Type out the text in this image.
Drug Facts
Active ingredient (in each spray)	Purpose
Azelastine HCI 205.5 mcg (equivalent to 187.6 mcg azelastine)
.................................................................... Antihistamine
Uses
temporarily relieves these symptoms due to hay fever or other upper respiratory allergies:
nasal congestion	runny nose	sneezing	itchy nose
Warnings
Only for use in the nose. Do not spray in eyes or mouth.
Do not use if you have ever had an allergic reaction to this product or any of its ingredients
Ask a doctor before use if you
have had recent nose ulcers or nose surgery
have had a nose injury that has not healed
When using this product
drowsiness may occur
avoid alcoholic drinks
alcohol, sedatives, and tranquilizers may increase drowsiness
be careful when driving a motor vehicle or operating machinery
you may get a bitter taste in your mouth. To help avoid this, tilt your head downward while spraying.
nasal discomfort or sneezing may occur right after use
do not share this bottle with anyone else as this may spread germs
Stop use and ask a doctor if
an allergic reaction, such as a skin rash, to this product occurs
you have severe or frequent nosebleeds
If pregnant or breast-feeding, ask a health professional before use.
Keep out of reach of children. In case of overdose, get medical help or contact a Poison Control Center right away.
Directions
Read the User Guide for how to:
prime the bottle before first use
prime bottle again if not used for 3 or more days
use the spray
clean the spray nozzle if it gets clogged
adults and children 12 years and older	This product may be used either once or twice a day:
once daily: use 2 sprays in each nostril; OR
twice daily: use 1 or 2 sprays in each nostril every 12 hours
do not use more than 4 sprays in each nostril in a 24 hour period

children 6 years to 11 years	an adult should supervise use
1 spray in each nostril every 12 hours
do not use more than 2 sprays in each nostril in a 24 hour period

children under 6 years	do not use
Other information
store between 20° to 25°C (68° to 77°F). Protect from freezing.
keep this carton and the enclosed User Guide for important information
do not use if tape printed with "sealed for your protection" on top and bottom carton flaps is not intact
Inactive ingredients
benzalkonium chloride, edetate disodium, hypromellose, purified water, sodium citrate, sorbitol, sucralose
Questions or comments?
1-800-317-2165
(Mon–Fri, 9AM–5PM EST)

════════════════════

→ EXERCISE
Copy every line of the listing that includes the string "mouth".

→ WRITTEN ANSWER
Only for use in the nose. Do not spray in eyes or mouth.
you may get a bitter taste in your mouth. To help avoid this, tilt your head downward while spraying.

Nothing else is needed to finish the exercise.